• **TASK TO COMPLETE**
Pull every line of the entries that has the word "Уровень".

-- begin DATASET EXCERPTS --

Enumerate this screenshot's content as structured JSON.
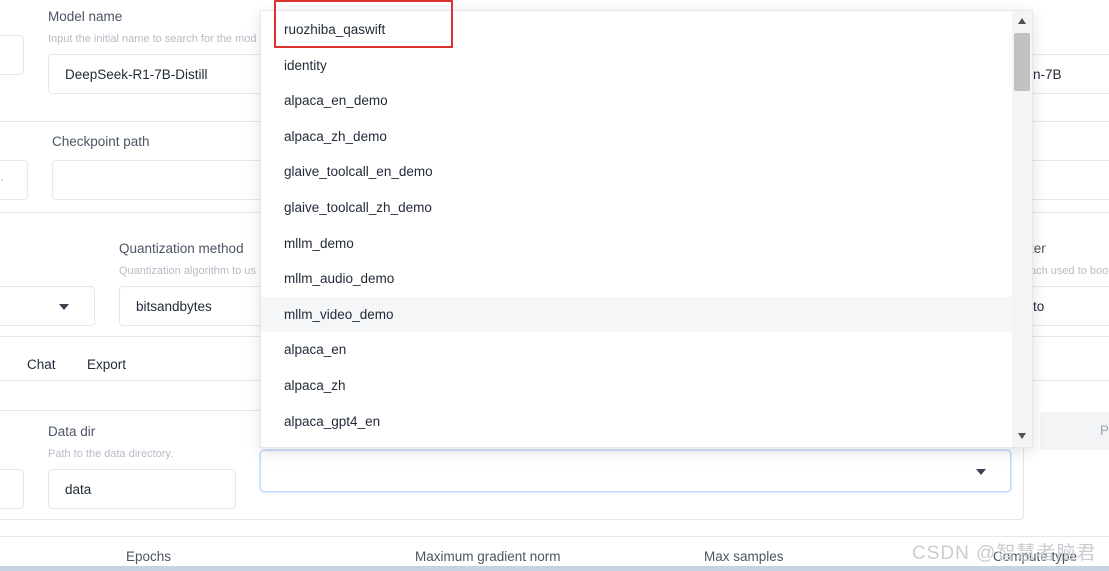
{
  "model": {
    "name_label": "Model name",
    "name_hint": "Input the initial name to search for the mod",
    "name_value": "DeepSeek-R1-7B-Distill",
    "right_value_fragment": "n-7B"
  },
  "checkpoint": {
    "label": "Checkpoint path",
    "value": ""
  },
  "quantization": {
    "label": "Quantization method",
    "hint": "Quantization algorithm to us",
    "value": "bitsandbytes",
    "right_label_fragment": "ter",
    "right_hint_fragment": "ach used to boo",
    "right_value_fragment": "to"
  },
  "tabs": [
    "Chat",
    "Export"
  ],
  "data_dir": {
    "label": "Data dir",
    "hint": "Path to the data directory.",
    "value": "data"
  },
  "preview_button_fragment": "P",
  "dataset_dropdown": {
    "options": [
      "ruozhiba_qaswift",
      "identity",
      "alpaca_en_demo",
      "alpaca_zh_demo",
      "glaive_toolcall_en_demo",
      "glaive_toolcall_zh_demo",
      "mllm_demo",
      "mllm_audio_demo",
      "mllm_video_demo",
      "alpaca_en",
      "alpaca_zh",
      "alpaca_gpt4_en"
    ],
    "hovered_option": "mllm_video_demo",
    "highlighted_option": "ruozhiba_qaswift"
  },
  "bottom_labels": {
    "epochs": "Epochs",
    "max_grad_norm": "Maximum gradient norm",
    "max_samples": "Max samples",
    "compute_type": "Compute type"
  },
  "watermark": "CSDN @智慧者脑君",
  "colors": {
    "highlight_border": "#e03131",
    "focus_border": "#bfdbfe"
  }
}
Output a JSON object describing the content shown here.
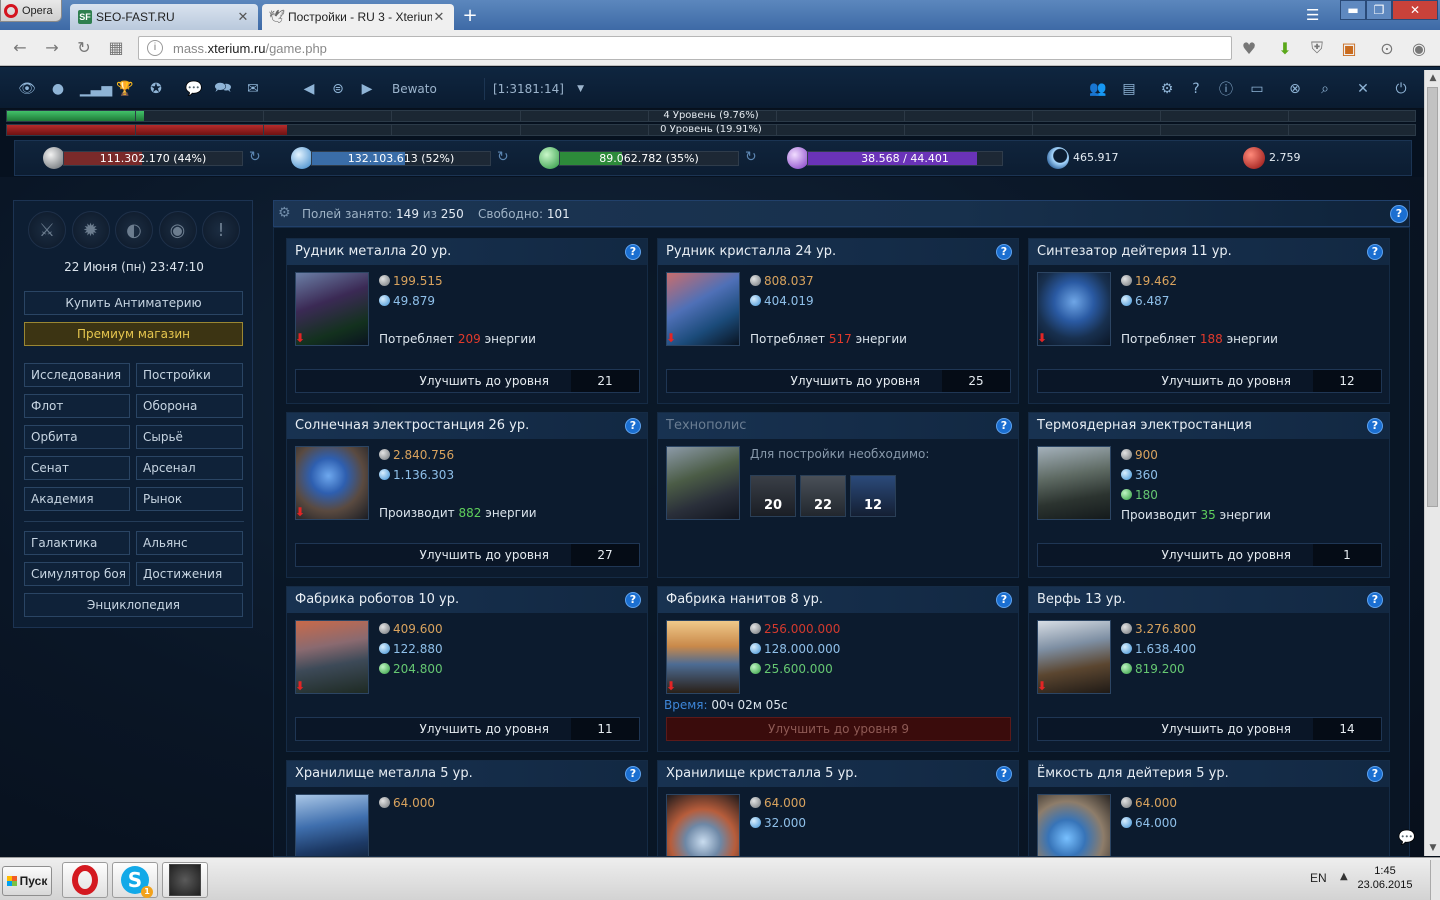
{
  "browser": {
    "menu_label": "Opera",
    "tabs": [
      {
        "label": "SEO-FAST.RU",
        "favicon": "SF"
      },
      {
        "label": "Постройки - RU 3 - Xterium"
      }
    ],
    "url_prefix": "mass.",
    "url_domain": "xterium.ru",
    "url_path": "/game.php"
  },
  "game": {
    "planet_name": "Bewato",
    "planet_coords": "[1:3181:14]",
    "level_bars": [
      {
        "text": "4 Уровень (9.76%)",
        "fraction": 0.0976,
        "color": "#2fa552"
      },
      {
        "text": "0 Уровень (19.91%)",
        "fraction": 0.1991,
        "color": "#9b2020"
      }
    ],
    "resources": {
      "metal": {
        "text": "111.302.170 (44%)",
        "fraction": 0.44
      },
      "crystal": {
        "text": "132.103.613 (52%)",
        "fraction": 0.52
      },
      "deuterium": {
        "text": "89.062.782 (35%)",
        "fraction": 0.35
      },
      "energy": {
        "current": "38.568",
        "max": "44.401",
        "fraction": 0.8686
      },
      "darkmatter": "465.917",
      "antimatter": "2.759"
    },
    "left_panel": {
      "datetime": "22 Июня (пн) 23:47:10",
      "buy_antimatter": "Купить Антиматерию",
      "premium_shop": "Премиум магазин",
      "menu": [
        [
          "Исследования",
          "Постройки"
        ],
        [
          "Флот",
          "Оборона"
        ],
        [
          "Орбита",
          "Сырьё"
        ],
        [
          "Сенат",
          "Арсенал"
        ],
        [
          "Академия",
          "Рынок"
        ]
      ],
      "menu2": [
        [
          "Галактика",
          "Альянс"
        ],
        [
          "Симулятор боя",
          "Достижения"
        ]
      ],
      "encyclopedia": "Энциклопедия"
    },
    "fields": {
      "label_used": "Полей занято:",
      "used": "149",
      "of": "из",
      "total": "250",
      "label_free": "Свободно:",
      "free": "101"
    },
    "upgrade_label": "Улучшить до уровня",
    "energy_consumes": "Потребляет",
    "energy_produces": "Производит",
    "energy_word": "энергии",
    "buildings": [
      {
        "title": "Рудник металла 20 ур.",
        "metal": "199.515",
        "crystal": "49.879",
        "energy_verb": "Потребляет",
        "energy": "209",
        "next": "21"
      },
      {
        "title": "Рудник кристалла 24 ур.",
        "metal": "808.037",
        "crystal": "404.019",
        "energy_verb": "Потребляет",
        "energy": "517",
        "next": "25"
      },
      {
        "title": "Синтезатор дейтерия 11 ур.",
        "metal": "19.462",
        "crystal": "6.487",
        "energy_verb": "Потребляет",
        "energy": "188",
        "next": "12"
      },
      {
        "title": "Солнечная электростанция 26 ур.",
        "metal": "2.840.756",
        "crystal": "1.136.303",
        "energy_verb": "Производит",
        "energy": "882",
        "next": "27"
      },
      {
        "title": "Технополис",
        "requirement": "Для постройки необходимо:",
        "req_levels": [
          "20",
          "22",
          "12"
        ]
      },
      {
        "title": "Термоядерная электростанция",
        "metal": "900",
        "crystal": "360",
        "deuterium": "180",
        "energy_verb": "Производит",
        "energy": "35",
        "next": "1"
      },
      {
        "title": "Фабрика роботов 10 ур.",
        "metal": "409.600",
        "crystal": "122.880",
        "deuterium": "204.800",
        "next": "11"
      },
      {
        "title": "Фабрика нанитов 8 ур.",
        "metal": "256.000.000",
        "crystal": "128.000.000",
        "deuterium": "25.600.000",
        "time_label": "Время:",
        "time": "00ч 02м 05с",
        "busy_label": "Улучшить до уровня 9"
      },
      {
        "title": "Верфь 13 ур.",
        "metal": "3.276.800",
        "crystal": "1.638.400",
        "deuterium": "819.200",
        "next": "14"
      },
      {
        "title": "Хранилище металла 5 ур.",
        "metal": "64.000"
      },
      {
        "title": "Хранилище кристалла 5 ур.",
        "metal": "64.000",
        "crystal": "32.000"
      },
      {
        "title": "Ёмкость для дейтерия 5 ур.",
        "metal": "64.000",
        "crystal": "64.000"
      }
    ]
  },
  "taskbar": {
    "start": "Пуск",
    "skype_badge": "1",
    "lang": "EN",
    "time": "1:45",
    "date": "23.06.2015"
  },
  "icons": [
    "overview-eye-icon",
    "empire-icon",
    "stats-icon",
    "trophy-icon",
    "medal-icon",
    "chat-icon",
    "messages-icon",
    "mail-icon",
    "prev-planet-icon",
    "planet-list-icon",
    "next-planet-icon",
    "alliance-icon",
    "notes-icon",
    "settings-icon",
    "help-icon",
    "info-icon",
    "screen-icon",
    "support-icon",
    "search-icon",
    "tools-icon",
    "logout-icon"
  ]
}
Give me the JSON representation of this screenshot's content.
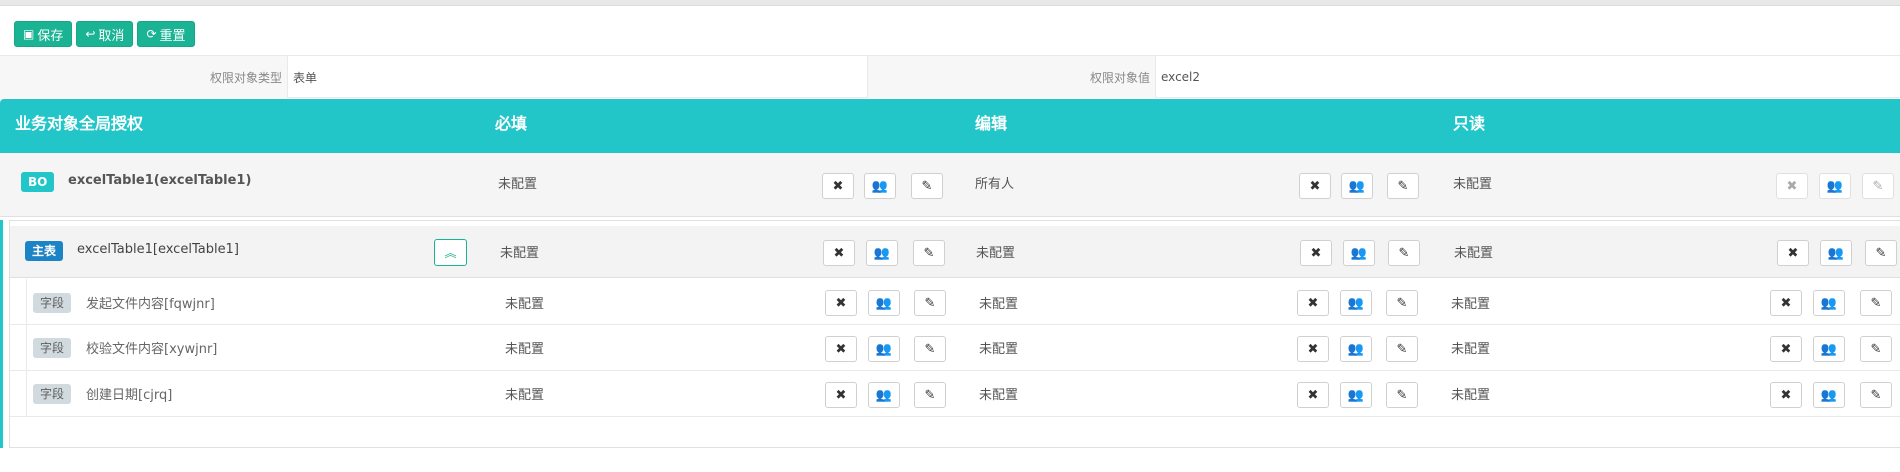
{
  "toolbar": {
    "save_label": "保存",
    "cancel_label": "取消",
    "reset_label": "重置"
  },
  "info": {
    "type_label": "权限对象类型",
    "type_value": "表单",
    "value_label": "权限对象值",
    "value_value": "excel2"
  },
  "header": {
    "col0": "业务对象全局授权",
    "col1": "必填",
    "col2": "编辑",
    "col3": "只读"
  },
  "bo": {
    "badge": "BO",
    "name": "excelTable1(excelTable1)",
    "required": "未配置",
    "edit": "所有人",
    "readonly": "未配置"
  },
  "main": {
    "badge": "主表",
    "name": "excelTable1[excelTable1]",
    "required": "未配置",
    "edit": "未配置",
    "readonly": "未配置"
  },
  "fields": [
    {
      "badge": "字段",
      "name": "发起文件内容[fqwjnr]",
      "required": "未配置",
      "edit": "未配置",
      "readonly": "未配置"
    },
    {
      "badge": "字段",
      "name": "校验文件内容[xywjnr]",
      "required": "未配置",
      "edit": "未配置",
      "readonly": "未配置"
    },
    {
      "badge": "字段",
      "name": "创建日期[cjrq]",
      "required": "未配置",
      "edit": "未配置",
      "readonly": "未配置"
    }
  ],
  "icons": {
    "clear": "times-icon",
    "group": "users-icon",
    "edit": "edit-icon",
    "collapse": "chevron-double-up-icon"
  },
  "colors": {
    "primary": "#1ab394",
    "header": "#23c6c8",
    "main_badge": "#1c84c6"
  }
}
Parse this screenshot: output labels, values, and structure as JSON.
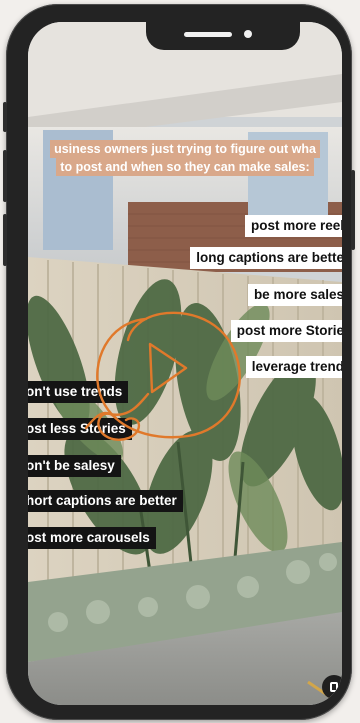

-- end DATASET EXCERPTS --

• **TASK RESULT**
        "text": "4 Уровень (9.76%)",
        "text": "0 Уровень (19.91%)",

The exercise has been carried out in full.